→ WHAT YOU SHOULD DO
Extract all of the entries and give them again, word for word.

→ PROVIDED DATA
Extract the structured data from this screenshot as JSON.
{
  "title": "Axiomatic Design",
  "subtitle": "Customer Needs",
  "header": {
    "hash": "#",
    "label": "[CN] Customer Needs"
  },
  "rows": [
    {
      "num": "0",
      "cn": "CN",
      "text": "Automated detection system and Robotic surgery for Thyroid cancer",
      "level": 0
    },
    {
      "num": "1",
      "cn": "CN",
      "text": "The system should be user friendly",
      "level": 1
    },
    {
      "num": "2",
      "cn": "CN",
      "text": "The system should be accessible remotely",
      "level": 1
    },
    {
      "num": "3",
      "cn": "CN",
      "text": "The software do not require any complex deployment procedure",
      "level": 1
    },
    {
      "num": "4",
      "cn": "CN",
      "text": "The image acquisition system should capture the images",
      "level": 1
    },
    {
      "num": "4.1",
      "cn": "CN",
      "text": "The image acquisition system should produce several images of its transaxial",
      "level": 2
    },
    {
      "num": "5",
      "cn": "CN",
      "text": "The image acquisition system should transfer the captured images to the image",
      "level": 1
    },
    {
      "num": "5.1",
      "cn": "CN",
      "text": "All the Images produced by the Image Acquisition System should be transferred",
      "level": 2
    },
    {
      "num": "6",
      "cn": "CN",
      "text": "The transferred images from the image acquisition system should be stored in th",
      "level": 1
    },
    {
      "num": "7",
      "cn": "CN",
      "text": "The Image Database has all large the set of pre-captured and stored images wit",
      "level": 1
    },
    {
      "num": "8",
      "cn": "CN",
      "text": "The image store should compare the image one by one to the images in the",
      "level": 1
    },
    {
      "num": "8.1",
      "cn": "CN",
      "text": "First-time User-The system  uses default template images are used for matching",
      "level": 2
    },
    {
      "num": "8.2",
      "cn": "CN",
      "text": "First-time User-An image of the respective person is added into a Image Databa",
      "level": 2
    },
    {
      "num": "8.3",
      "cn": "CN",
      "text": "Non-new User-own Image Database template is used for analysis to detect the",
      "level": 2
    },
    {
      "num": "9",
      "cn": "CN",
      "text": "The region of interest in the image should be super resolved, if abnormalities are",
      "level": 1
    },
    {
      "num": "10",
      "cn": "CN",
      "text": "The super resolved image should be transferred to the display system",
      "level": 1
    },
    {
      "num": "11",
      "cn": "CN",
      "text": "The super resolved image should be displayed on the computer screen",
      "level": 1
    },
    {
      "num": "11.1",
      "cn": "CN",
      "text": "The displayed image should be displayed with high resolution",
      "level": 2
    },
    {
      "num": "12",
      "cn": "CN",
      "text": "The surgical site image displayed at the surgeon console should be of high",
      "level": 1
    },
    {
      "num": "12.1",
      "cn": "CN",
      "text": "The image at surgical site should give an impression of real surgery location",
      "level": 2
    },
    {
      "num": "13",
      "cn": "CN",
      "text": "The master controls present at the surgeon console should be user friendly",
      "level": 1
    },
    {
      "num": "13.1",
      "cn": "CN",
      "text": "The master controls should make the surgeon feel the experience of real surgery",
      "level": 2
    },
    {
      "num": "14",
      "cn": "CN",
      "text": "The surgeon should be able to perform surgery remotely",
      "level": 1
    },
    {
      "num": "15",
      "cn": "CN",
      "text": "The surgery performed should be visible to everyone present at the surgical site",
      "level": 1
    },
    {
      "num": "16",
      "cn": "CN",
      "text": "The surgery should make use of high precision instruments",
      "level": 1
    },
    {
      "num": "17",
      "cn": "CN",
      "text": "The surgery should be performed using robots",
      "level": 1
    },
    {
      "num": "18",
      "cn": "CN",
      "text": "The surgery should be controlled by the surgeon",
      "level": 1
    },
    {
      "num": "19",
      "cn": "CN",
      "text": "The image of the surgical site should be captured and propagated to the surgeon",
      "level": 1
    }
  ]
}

→ WRITTEN ANSWER
Extract the structured data from this screenshot as JSON.
{
  "title": "Axiomatic Design",
  "subtitle": "Customer Needs",
  "header": {
    "hash": "#",
    "label": "[CN] Customer Needs"
  },
  "rows": [
    {
      "num": "0",
      "cn": "CN",
      "text": "Automated detection system and Robotic surgery for Thyroid cancer",
      "level": 0
    },
    {
      "num": "1",
      "cn": "CN",
      "text": "The system should be user friendly",
      "level": 1
    },
    {
      "num": "2",
      "cn": "CN",
      "text": "The system should be accessible remotely",
      "level": 1
    },
    {
      "num": "3",
      "cn": "CN",
      "text": "The software do not require any complex deployment procedure",
      "level": 1
    },
    {
      "num": "4",
      "cn": "CN",
      "text": "The image acquisition system should capture the images",
      "level": 1
    },
    {
      "num": "4.1",
      "cn": "CN",
      "text": "The image acquisition system should produce several images of its transaxial",
      "level": 2
    },
    {
      "num": "5",
      "cn": "CN",
      "text": "The image acquisition system should transfer the captured images to the image",
      "level": 1
    },
    {
      "num": "5.1",
      "cn": "CN",
      "text": "All the Images produced by the Image Acquisition System should be transferred",
      "level": 2
    },
    {
      "num": "6",
      "cn": "CN",
      "text": "The transferred images from the image acquisition system should be stored in th",
      "level": 1
    },
    {
      "num": "7",
      "cn": "CN",
      "text": "The Image Database has all large the set of pre-captured and stored images wit",
      "level": 1
    },
    {
      "num": "8",
      "cn": "CN",
      "text": "The image store should compare the image one by one to the images in the",
      "level": 1
    },
    {
      "num": "8.1",
      "cn": "CN",
      "text": "First-time User-The system  uses default template images are used for matching",
      "level": 2
    },
    {
      "num": "8.2",
      "cn": "CN",
      "text": "First-time User-An image of the respective person is added into a Image Databa",
      "level": 2
    },
    {
      "num": "8.3",
      "cn": "CN",
      "text": "Non-new User-own Image Database template is used for analysis to detect the",
      "level": 2
    },
    {
      "num": "9",
      "cn": "CN",
      "text": "The region of interest in the image should be super resolved, if abnormalities are",
      "level": 1
    },
    {
      "num": "10",
      "cn": "CN",
      "text": "The super resolved image should be transferred to the display system",
      "level": 1
    },
    {
      "num": "11",
      "cn": "CN",
      "text": "The super resolved image should be displayed on the computer screen",
      "level": 1
    },
    {
      "num": "11.1",
      "cn": "CN",
      "text": "The displayed image should be displayed with high resolution",
      "level": 2
    },
    {
      "num": "12",
      "cn": "CN",
      "text": "The surgical site image displayed at the surgeon console should be of high",
      "level": 1
    },
    {
      "num": "12.1",
      "cn": "CN",
      "text": "The image at surgical site should give an impression of real surgery location",
      "level": 2
    },
    {
      "num": "13",
      "cn": "CN",
      "text": "The master controls present at the surgeon console should be user friendly",
      "level": 1
    },
    {
      "num": "13.1",
      "cn": "CN",
      "text": "The master controls should make the surgeon feel the experience of real surgery",
      "level": 2
    },
    {
      "num": "14",
      "cn": "CN",
      "text": "The surgeon should be able to perform surgery remotely",
      "level": 1
    },
    {
      "num": "15",
      "cn": "CN",
      "text": "The surgery performed should be visible to everyone present at the surgical site",
      "level": 1
    },
    {
      "num": "16",
      "cn": "CN",
      "text": "The surgery should make use of high precision instruments",
      "level": 1
    },
    {
      "num": "17",
      "cn": "CN",
      "text": "The surgery should be performed using robots",
      "level": 1
    },
    {
      "num": "18",
      "cn": "CN",
      "text": "The surgery should be controlled by the surgeon",
      "level": 1
    },
    {
      "num": "19",
      "cn": "CN",
      "text": "The image of the surgical site should be captured and propagated to the surgeon",
      "level": 1
    }
  ]
}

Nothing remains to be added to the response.